[To do]
Would you set down every entry shown below, precisely as written?

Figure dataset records
┌──
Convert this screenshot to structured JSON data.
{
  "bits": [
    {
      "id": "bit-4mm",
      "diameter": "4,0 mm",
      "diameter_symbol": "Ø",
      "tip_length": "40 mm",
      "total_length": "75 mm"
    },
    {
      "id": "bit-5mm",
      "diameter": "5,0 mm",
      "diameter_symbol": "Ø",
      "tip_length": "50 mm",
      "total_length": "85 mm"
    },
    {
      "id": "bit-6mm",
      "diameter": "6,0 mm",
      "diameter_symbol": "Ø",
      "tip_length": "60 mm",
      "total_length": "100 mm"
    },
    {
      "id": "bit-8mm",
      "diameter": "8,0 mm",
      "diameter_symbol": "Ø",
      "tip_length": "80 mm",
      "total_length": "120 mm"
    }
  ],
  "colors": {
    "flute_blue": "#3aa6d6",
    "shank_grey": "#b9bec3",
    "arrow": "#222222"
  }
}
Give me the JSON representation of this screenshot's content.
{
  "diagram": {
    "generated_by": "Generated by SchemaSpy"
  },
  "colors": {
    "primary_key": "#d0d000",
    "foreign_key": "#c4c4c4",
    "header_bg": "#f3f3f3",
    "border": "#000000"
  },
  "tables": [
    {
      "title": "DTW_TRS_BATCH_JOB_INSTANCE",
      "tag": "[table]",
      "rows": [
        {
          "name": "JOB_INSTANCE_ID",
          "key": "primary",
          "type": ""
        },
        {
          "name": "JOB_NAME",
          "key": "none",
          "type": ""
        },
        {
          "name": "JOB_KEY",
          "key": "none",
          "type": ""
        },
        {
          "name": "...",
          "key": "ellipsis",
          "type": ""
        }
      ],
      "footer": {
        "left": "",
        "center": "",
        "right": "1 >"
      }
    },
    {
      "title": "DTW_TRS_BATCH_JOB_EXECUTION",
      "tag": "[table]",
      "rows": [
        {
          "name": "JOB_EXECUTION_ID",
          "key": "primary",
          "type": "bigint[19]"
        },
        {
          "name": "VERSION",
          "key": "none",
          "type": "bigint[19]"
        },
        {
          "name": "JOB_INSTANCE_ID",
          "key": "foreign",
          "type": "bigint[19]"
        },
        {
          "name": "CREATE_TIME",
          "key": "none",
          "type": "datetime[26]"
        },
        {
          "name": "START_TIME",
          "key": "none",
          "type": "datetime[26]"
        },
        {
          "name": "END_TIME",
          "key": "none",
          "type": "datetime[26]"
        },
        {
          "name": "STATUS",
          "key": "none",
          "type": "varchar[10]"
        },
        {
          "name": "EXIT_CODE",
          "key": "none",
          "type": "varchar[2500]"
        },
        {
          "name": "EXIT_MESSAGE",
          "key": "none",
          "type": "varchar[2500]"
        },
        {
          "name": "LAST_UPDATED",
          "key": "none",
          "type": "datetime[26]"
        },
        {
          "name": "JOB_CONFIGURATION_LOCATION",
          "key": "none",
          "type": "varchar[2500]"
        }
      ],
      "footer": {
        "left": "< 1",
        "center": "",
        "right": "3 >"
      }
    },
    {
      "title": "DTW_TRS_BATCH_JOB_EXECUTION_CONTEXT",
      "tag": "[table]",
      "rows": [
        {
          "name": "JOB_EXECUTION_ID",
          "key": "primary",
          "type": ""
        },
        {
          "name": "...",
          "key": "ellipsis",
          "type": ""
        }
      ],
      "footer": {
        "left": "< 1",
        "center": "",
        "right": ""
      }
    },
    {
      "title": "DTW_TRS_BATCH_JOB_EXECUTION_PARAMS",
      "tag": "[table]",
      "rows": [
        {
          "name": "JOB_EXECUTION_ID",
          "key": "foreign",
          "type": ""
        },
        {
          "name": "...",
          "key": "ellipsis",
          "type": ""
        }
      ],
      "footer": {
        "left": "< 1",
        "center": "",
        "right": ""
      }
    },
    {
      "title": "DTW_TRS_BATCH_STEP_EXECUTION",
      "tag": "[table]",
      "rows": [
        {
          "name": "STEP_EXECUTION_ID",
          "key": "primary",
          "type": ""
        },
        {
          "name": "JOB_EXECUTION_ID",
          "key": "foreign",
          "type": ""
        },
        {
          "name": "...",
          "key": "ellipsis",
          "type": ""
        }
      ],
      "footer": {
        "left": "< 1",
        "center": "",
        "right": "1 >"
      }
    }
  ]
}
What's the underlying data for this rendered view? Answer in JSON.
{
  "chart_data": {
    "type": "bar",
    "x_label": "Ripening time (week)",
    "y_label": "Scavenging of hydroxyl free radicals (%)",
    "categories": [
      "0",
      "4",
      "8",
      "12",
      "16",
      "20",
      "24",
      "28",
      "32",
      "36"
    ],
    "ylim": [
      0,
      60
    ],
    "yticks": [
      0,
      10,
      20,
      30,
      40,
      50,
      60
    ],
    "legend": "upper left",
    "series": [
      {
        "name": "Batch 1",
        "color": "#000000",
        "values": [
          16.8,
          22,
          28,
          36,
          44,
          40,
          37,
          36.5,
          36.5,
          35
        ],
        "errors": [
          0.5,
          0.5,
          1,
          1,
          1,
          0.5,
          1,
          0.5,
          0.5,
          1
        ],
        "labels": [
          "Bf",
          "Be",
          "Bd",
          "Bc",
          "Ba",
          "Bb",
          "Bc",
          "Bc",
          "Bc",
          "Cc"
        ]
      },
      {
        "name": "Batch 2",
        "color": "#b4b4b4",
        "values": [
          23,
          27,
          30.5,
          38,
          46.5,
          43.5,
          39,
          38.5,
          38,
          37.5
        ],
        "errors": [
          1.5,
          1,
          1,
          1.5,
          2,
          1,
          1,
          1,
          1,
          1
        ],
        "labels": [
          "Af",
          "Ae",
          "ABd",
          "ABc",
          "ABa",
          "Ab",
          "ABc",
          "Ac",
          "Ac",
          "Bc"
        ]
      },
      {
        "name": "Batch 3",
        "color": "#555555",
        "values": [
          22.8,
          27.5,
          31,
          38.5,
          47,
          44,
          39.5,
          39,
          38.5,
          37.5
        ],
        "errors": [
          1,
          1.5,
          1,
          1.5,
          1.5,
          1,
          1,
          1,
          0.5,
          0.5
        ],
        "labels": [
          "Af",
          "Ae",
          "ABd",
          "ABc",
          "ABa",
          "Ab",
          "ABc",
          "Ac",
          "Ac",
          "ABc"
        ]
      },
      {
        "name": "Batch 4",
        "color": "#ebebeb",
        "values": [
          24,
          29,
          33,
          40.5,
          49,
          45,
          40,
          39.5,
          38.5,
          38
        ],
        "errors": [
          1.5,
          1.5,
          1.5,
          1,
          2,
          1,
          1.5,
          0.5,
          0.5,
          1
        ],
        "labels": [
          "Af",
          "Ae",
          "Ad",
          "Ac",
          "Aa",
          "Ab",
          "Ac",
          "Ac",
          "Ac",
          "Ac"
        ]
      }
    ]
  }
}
└──
[Exercise answer]
Convert this screenshot to structured JSON data.
{
  "bits": [
    {
      "id": "bit-4mm",
      "diameter": "4,0 mm",
      "diameter_symbol": "Ø",
      "tip_length": "40 mm",
      "total_length": "75 mm"
    },
    {
      "id": "bit-5mm",
      "diameter": "5,0 mm",
      "diameter_symbol": "Ø",
      "tip_length": "50 mm",
      "total_length": "85 mm"
    },
    {
      "id": "bit-6mm",
      "diameter": "6,0 mm",
      "diameter_symbol": "Ø",
      "tip_length": "60 mm",
      "total_length": "100 mm"
    },
    {
      "id": "bit-8mm",
      "diameter": "8,0 mm",
      "diameter_symbol": "Ø",
      "tip_length": "80 mm",
      "total_length": "120 mm"
    }
  ],
  "colors": {
    "flute_blue": "#3aa6d6",
    "shank_grey": "#b9bec3",
    "arrow": "#222222"
  }
}
Give me the JSON representation of this screenshot's content.
{
  "diagram": {
    "generated_by": "Generated by SchemaSpy"
  },
  "colors": {
    "primary_key": "#d0d000",
    "foreign_key": "#c4c4c4",
    "header_bg": "#f3f3f3",
    "border": "#000000"
  },
  "tables": [
    {
      "title": "DTW_TRS_BATCH_JOB_INSTANCE",
      "tag": "[table]",
      "rows": [
        {
          "name": "JOB_INSTANCE_ID",
          "key": "primary",
          "type": ""
        },
        {
          "name": "JOB_NAME",
          "key": "none",
          "type": ""
        },
        {
          "name": "JOB_KEY",
          "key": "none",
          "type": ""
        },
        {
          "name": "...",
          "key": "ellipsis",
          "type": ""
        }
      ],
      "footer": {
        "left": "",
        "center": "",
        "right": "1 >"
      }
    },
    {
      "title": "DTW_TRS_BATCH_JOB_EXECUTION",
      "tag": "[table]",
      "rows": [
        {
          "name": "JOB_EXECUTION_ID",
          "key": "primary",
          "type": "bigint[19]"
        },
        {
          "name": "VERSION",
          "key": "none",
          "type": "bigint[19]"
        },
        {
          "name": "JOB_INSTANCE_ID",
          "key": "foreign",
          "type": "bigint[19]"
        },
        {
          "name": "CREATE_TIME",
          "key": "none",
          "type": "datetime[26]"
        },
        {
          "name": "START_TIME",
          "key": "none",
          "type": "datetime[26]"
        },
        {
          "name": "END_TIME",
          "key": "none",
          "type": "datetime[26]"
        },
        {
          "name": "STATUS",
          "key": "none",
          "type": "varchar[10]"
        },
        {
          "name": "EXIT_CODE",
          "key": "none",
          "type": "varchar[2500]"
        },
        {
          "name": "EXIT_MESSAGE",
          "key": "none",
          "type": "varchar[2500]"
        },
        {
          "name": "LAST_UPDATED",
          "key": "none",
          "type": "datetime[26]"
        },
        {
          "name": "JOB_CONFIGURATION_LOCATION",
          "key": "none",
          "type": "varchar[2500]"
        }
      ],
      "footer": {
        "left": "< 1",
        "center": "",
        "right": "3 >"
      }
    },
    {
      "title": "DTW_TRS_BATCH_JOB_EXECUTION_CONTEXT",
      "tag": "[table]",
      "rows": [
        {
          "name": "JOB_EXECUTION_ID",
          "key": "primary",
          "type": ""
        },
        {
          "name": "...",
          "key": "ellipsis",
          "type": ""
        }
      ],
      "footer": {
        "left": "< 1",
        "center": "",
        "right": ""
      }
    },
    {
      "title": "DTW_TRS_BATCH_JOB_EXECUTION_PARAMS",
      "tag": "[table]",
      "rows": [
        {
          "name": "JOB_EXECUTION_ID",
          "key": "foreign",
          "type": ""
        },
        {
          "name": "...",
          "key": "ellipsis",
          "type": ""
        }
      ],
      "footer": {
        "left": "< 1",
        "center": "",
        "right": ""
      }
    },
    {
      "title": "DTW_TRS_BATCH_STEP_EXECUTION",
      "tag": "[table]",
      "rows": [
        {
          "name": "STEP_EXECUTION_ID",
          "key": "primary",
          "type": ""
        },
        {
          "name": "JOB_EXECUTION_ID",
          "key": "foreign",
          "type": ""
        },
        {
          "name": "...",
          "key": "ellipsis",
          "type": ""
        }
      ],
      "footer": {
        "left": "< 1",
        "center": "",
        "right": "1 >"
      }
    }
  ]
}
What's the underlying data for this rendered view? Answer in JSON.
{
  "chart_data": {
    "type": "bar",
    "x_label": "Ripening time (week)",
    "y_label": "Scavenging of hydroxyl free radicals (%)",
    "categories": [
      "0",
      "4",
      "8",
      "12",
      "16",
      "20",
      "24",
      "28",
      "32",
      "36"
    ],
    "ylim": [
      0,
      60
    ],
    "yticks": [
      0,
      10,
      20,
      30,
      40,
      50,
      60
    ],
    "legend": "upper left",
    "series": [
      {
        "name": "Batch 1",
        "color": "#000000",
        "values": [
          16.8,
          22,
          28,
          36,
          44,
          40,
          37,
          36.5,
          36.5,
          35
        ],
        "errors": [
          0.5,
          0.5,
          1,
          1,
          1,
          0.5,
          1,
          0.5,
          0.5,
          1
        ],
        "labels": [
          "Bf",
          "Be",
          "Bd",
          "Bc",
          "Ba",
          "Bb",
          "Bc",
          "Bc",
          "Bc",
          "Cc"
        ]
      },
      {
        "name": "Batch 2",
        "color": "#b4b4b4",
        "values": [
          23,
          27,
          30.5,
          38,
          46.5,
          43.5,
          39,
          38.5,
          38,
          37.5
        ],
        "errors": [
          1.5,
          1,
          1,
          1.5,
          2,
          1,
          1,
          1,
          1,
          1
        ],
        "labels": [
          "Af",
          "Ae",
          "ABd",
          "ABc",
          "ABa",
          "Ab",
          "ABc",
          "Ac",
          "Ac",
          "Bc"
        ]
      },
      {
        "name": "Batch 3",
        "color": "#555555",
        "values": [
          22.8,
          27.5,
          31,
          38.5,
          47,
          44,
          39.5,
          39,
          38.5,
          37.5
        ],
        "errors": [
          1,
          1.5,
          1,
          1.5,
          1.5,
          1,
          1,
          1,
          0.5,
          0.5
        ],
        "labels": [
          "Af",
          "Ae",
          "ABd",
          "ABc",
          "ABa",
          "Ab",
          "ABc",
          "Ac",
          "Ac",
          "ABc"
        ]
      },
      {
        "name": "Batch 4",
        "color": "#ebebeb",
        "values": [
          24,
          29,
          33,
          40.5,
          49,
          45,
          40,
          39.5,
          38.5,
          38
        ],
        "errors": [
          1.5,
          1.5,
          1.5,
          1,
          2,
          1,
          1.5,
          0.5,
          0.5,
          1
        ],
        "labels": [
          "Af",
          "Ae",
          "Ad",
          "Ac",
          "Aa",
          "Ab",
          "Ac",
          "Ac",
          "Ac",
          "Ac"
        ]
      }
    ]
  }
}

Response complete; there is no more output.